━━━ INPUT DATA

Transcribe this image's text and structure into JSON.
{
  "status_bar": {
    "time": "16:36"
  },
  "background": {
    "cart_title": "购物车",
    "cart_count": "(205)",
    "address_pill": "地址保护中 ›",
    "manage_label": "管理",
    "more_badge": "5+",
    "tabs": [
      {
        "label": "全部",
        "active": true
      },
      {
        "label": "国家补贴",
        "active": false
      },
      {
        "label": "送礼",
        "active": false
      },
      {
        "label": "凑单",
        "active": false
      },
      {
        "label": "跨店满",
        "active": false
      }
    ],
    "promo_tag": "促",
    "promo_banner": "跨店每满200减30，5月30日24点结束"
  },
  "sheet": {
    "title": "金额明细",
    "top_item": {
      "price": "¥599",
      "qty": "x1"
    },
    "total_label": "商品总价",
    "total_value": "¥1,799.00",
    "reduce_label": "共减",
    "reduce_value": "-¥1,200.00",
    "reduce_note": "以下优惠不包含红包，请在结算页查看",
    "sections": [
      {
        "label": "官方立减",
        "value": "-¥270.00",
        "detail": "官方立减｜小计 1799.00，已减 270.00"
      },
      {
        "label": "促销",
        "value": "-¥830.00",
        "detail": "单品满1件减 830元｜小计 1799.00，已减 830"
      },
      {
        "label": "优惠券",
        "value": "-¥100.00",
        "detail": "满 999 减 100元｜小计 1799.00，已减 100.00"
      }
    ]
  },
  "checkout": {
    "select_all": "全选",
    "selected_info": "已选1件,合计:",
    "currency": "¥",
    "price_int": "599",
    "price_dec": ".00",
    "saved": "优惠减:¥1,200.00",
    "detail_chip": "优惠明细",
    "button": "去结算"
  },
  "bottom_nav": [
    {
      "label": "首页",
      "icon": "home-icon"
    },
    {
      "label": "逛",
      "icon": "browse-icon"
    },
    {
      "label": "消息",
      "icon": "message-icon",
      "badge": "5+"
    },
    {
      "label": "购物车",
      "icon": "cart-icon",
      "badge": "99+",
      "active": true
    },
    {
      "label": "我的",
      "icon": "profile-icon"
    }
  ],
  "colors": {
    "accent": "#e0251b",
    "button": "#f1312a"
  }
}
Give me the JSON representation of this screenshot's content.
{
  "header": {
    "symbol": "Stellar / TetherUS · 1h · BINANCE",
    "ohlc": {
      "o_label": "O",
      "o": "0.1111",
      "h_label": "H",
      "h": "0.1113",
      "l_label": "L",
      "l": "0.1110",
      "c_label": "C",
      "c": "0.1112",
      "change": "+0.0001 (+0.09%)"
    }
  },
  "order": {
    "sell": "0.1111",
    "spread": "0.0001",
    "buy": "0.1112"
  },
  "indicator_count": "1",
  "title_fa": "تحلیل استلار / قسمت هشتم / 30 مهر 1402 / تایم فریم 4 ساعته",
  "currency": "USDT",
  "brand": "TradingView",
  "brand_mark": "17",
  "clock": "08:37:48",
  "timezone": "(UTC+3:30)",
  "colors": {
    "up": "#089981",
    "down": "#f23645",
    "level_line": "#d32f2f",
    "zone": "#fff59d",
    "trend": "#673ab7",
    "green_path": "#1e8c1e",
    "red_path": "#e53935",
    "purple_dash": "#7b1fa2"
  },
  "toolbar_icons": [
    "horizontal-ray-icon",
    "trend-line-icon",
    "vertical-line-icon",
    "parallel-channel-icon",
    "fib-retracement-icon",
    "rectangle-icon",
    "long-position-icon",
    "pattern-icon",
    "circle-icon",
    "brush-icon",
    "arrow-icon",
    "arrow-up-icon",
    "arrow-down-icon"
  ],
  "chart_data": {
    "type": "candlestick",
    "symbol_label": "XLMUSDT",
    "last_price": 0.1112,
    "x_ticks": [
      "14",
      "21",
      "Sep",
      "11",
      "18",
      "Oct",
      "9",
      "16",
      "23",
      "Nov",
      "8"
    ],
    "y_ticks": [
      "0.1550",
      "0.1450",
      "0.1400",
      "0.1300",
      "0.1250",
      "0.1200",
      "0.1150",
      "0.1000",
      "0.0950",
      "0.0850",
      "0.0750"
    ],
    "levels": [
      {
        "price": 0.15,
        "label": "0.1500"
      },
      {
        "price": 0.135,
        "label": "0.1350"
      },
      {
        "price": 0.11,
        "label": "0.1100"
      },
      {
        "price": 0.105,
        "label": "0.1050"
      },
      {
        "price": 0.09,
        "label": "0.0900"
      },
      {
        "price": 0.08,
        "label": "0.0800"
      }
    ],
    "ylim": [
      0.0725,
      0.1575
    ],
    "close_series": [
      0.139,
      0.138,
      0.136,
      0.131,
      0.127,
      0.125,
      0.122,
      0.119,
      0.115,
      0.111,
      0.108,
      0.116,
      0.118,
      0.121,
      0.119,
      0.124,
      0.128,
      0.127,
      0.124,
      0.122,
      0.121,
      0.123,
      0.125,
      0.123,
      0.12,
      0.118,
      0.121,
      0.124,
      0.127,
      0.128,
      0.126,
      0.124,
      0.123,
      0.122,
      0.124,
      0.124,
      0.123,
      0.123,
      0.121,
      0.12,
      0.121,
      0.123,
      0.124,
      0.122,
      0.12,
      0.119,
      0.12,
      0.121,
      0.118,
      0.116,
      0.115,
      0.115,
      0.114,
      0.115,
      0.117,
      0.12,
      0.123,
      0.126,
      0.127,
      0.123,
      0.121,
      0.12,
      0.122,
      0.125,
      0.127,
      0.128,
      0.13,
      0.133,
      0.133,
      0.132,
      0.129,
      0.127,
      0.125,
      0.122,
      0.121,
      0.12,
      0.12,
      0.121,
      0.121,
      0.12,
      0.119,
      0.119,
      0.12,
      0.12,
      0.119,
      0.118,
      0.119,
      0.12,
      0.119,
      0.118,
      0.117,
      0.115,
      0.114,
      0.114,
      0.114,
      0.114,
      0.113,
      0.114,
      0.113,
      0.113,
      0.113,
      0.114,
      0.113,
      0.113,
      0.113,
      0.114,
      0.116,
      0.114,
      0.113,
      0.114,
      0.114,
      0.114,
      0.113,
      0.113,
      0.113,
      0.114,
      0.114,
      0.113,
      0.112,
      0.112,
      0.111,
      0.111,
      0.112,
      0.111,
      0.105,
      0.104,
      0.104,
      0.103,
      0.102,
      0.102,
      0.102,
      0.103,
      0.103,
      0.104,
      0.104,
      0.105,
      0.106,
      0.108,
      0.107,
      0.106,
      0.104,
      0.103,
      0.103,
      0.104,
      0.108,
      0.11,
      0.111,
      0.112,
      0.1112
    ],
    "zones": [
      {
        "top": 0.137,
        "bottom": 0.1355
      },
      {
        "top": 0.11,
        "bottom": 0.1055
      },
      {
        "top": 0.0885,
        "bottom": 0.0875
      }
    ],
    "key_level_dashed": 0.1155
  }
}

━━━━━━

REQUIREMENTS:
The entries above must be returned exactly.

ANSWER TO THIS TASK:
Transcribe this image's text and structure into JSON.
{
  "status_bar": {
    "time": "16:36"
  },
  "background": {
    "cart_title": "购物车",
    "cart_count": "(205)",
    "address_pill": "地址保护中 ›",
    "manage_label": "管理",
    "more_badge": "5+",
    "tabs": [
      {
        "label": "全部",
        "active": true
      },
      {
        "label": "国家补贴",
        "active": false
      },
      {
        "label": "送礼",
        "active": false
      },
      {
        "label": "凑单",
        "active": false
      },
      {
        "label": "跨店满",
        "active": false
      }
    ],
    "promo_tag": "促",
    "promo_banner": "跨店每满200减30，5月30日24点结束"
  },
  "sheet": {
    "title": "金额明细",
    "top_item": {
      "price": "¥599",
      "qty": "x1"
    },
    "total_label": "商品总价",
    "total_value": "¥1,799.00",
    "reduce_label": "共减",
    "reduce_value": "-¥1,200.00",
    "reduce_note": "以下优惠不包含红包，请在结算页查看",
    "sections": [
      {
        "label": "官方立减",
        "value": "-¥270.00",
        "detail": "官方立减｜小计 1799.00，已减 270.00"
      },
      {
        "label": "促销",
        "value": "-¥830.00",
        "detail": "单品满1件减 830元｜小计 1799.00，已减 830"
      },
      {
        "label": "优惠券",
        "value": "-¥100.00",
        "detail": "满 999 减 100元｜小计 1799.00，已减 100.00"
      }
    ]
  },
  "checkout": {
    "select_all": "全选",
    "selected_info": "已选1件,合计:",
    "currency": "¥",
    "price_int": "599",
    "price_dec": ".00",
    "saved": "优惠减:¥1,200.00",
    "detail_chip": "优惠明细",
    "button": "去结算"
  },
  "bottom_nav": [
    {
      "label": "首页",
      "icon": "home-icon"
    },
    {
      "label": "逛",
      "icon": "browse-icon"
    },
    {
      "label": "消息",
      "icon": "message-icon",
      "badge": "5+"
    },
    {
      "label": "购物车",
      "icon": "cart-icon",
      "badge": "99+",
      "active": true
    },
    {
      "label": "我的",
      "icon": "profile-icon"
    }
  ],
  "colors": {
    "accent": "#e0251b",
    "button": "#f1312a"
  }
}
Give me the JSON representation of this screenshot's content.
{
  "header": {
    "symbol": "Stellar / TetherUS · 1h · BINANCE",
    "ohlc": {
      "o_label": "O",
      "o": "0.1111",
      "h_label": "H",
      "h": "0.1113",
      "l_label": "L",
      "l": "0.1110",
      "c_label": "C",
      "c": "0.1112",
      "change": "+0.0001 (+0.09%)"
    }
  },
  "order": {
    "sell": "0.1111",
    "spread": "0.0001",
    "buy": "0.1112"
  },
  "indicator_count": "1",
  "title_fa": "تحلیل استلار / قسمت هشتم / 30 مهر 1402 / تایم فریم 4 ساعته",
  "currency": "USDT",
  "brand": "TradingView",
  "brand_mark": "17",
  "clock": "08:37:48",
  "timezone": "(UTC+3:30)",
  "colors": {
    "up": "#089981",
    "down": "#f23645",
    "level_line": "#d32f2f",
    "zone": "#fff59d",
    "trend": "#673ab7",
    "green_path": "#1e8c1e",
    "red_path": "#e53935",
    "purple_dash": "#7b1fa2"
  },
  "toolbar_icons": [
    "horizontal-ray-icon",
    "trend-line-icon",
    "vertical-line-icon",
    "parallel-channel-icon",
    "fib-retracement-icon",
    "rectangle-icon",
    "long-position-icon",
    "pattern-icon",
    "circle-icon",
    "brush-icon",
    "arrow-icon",
    "arrow-up-icon",
    "arrow-down-icon"
  ],
  "chart_data": {
    "type": "candlestick",
    "symbol_label": "XLMUSDT",
    "last_price": 0.1112,
    "x_ticks": [
      "14",
      "21",
      "Sep",
      "11",
      "18",
      "Oct",
      "9",
      "16",
      "23",
      "Nov",
      "8"
    ],
    "y_ticks": [
      "0.1550",
      "0.1450",
      "0.1400",
      "0.1300",
      "0.1250",
      "0.1200",
      "0.1150",
      "0.1000",
      "0.0950",
      "0.0850",
      "0.0750"
    ],
    "levels": [
      {
        "price": 0.15,
        "label": "0.1500"
      },
      {
        "price": 0.135,
        "label": "0.1350"
      },
      {
        "price": 0.11,
        "label": "0.1100"
      },
      {
        "price": 0.105,
        "label": "0.1050"
      },
      {
        "price": 0.09,
        "label": "0.0900"
      },
      {
        "price": 0.08,
        "label": "0.0800"
      }
    ],
    "ylim": [
      0.0725,
      0.1575
    ],
    "close_series": [
      0.139,
      0.138,
      0.136,
      0.131,
      0.127,
      0.125,
      0.122,
      0.119,
      0.115,
      0.111,
      0.108,
      0.116,
      0.118,
      0.121,
      0.119,
      0.124,
      0.128,
      0.127,
      0.124,
      0.122,
      0.121,
      0.123,
      0.125,
      0.123,
      0.12,
      0.118,
      0.121,
      0.124,
      0.127,
      0.128,
      0.126,
      0.124,
      0.123,
      0.122,
      0.124,
      0.124,
      0.123,
      0.123,
      0.121,
      0.12,
      0.121,
      0.123,
      0.124,
      0.122,
      0.12,
      0.119,
      0.12,
      0.121,
      0.118,
      0.116,
      0.115,
      0.115,
      0.114,
      0.115,
      0.117,
      0.12,
      0.123,
      0.126,
      0.127,
      0.123,
      0.121,
      0.12,
      0.122,
      0.125,
      0.127,
      0.128,
      0.13,
      0.133,
      0.133,
      0.132,
      0.129,
      0.127,
      0.125,
      0.122,
      0.121,
      0.12,
      0.12,
      0.121,
      0.121,
      0.12,
      0.119,
      0.119,
      0.12,
      0.12,
      0.119,
      0.118,
      0.119,
      0.12,
      0.119,
      0.118,
      0.117,
      0.115,
      0.114,
      0.114,
      0.114,
      0.114,
      0.113,
      0.114,
      0.113,
      0.113,
      0.113,
      0.114,
      0.113,
      0.113,
      0.113,
      0.114,
      0.116,
      0.114,
      0.113,
      0.114,
      0.114,
      0.114,
      0.113,
      0.113,
      0.113,
      0.114,
      0.114,
      0.113,
      0.112,
      0.112,
      0.111,
      0.111,
      0.112,
      0.111,
      0.105,
      0.104,
      0.104,
      0.103,
      0.102,
      0.102,
      0.102,
      0.103,
      0.103,
      0.104,
      0.104,
      0.105,
      0.106,
      0.108,
      0.107,
      0.106,
      0.104,
      0.103,
      0.103,
      0.104,
      0.108,
      0.11,
      0.111,
      0.112,
      0.1112
    ],
    "zones": [
      {
        "top": 0.137,
        "bottom": 0.1355
      },
      {
        "top": 0.11,
        "bottom": 0.1055
      },
      {
        "top": 0.0885,
        "bottom": 0.0875
      }
    ],
    "key_level_dashed": 0.1155
  }
}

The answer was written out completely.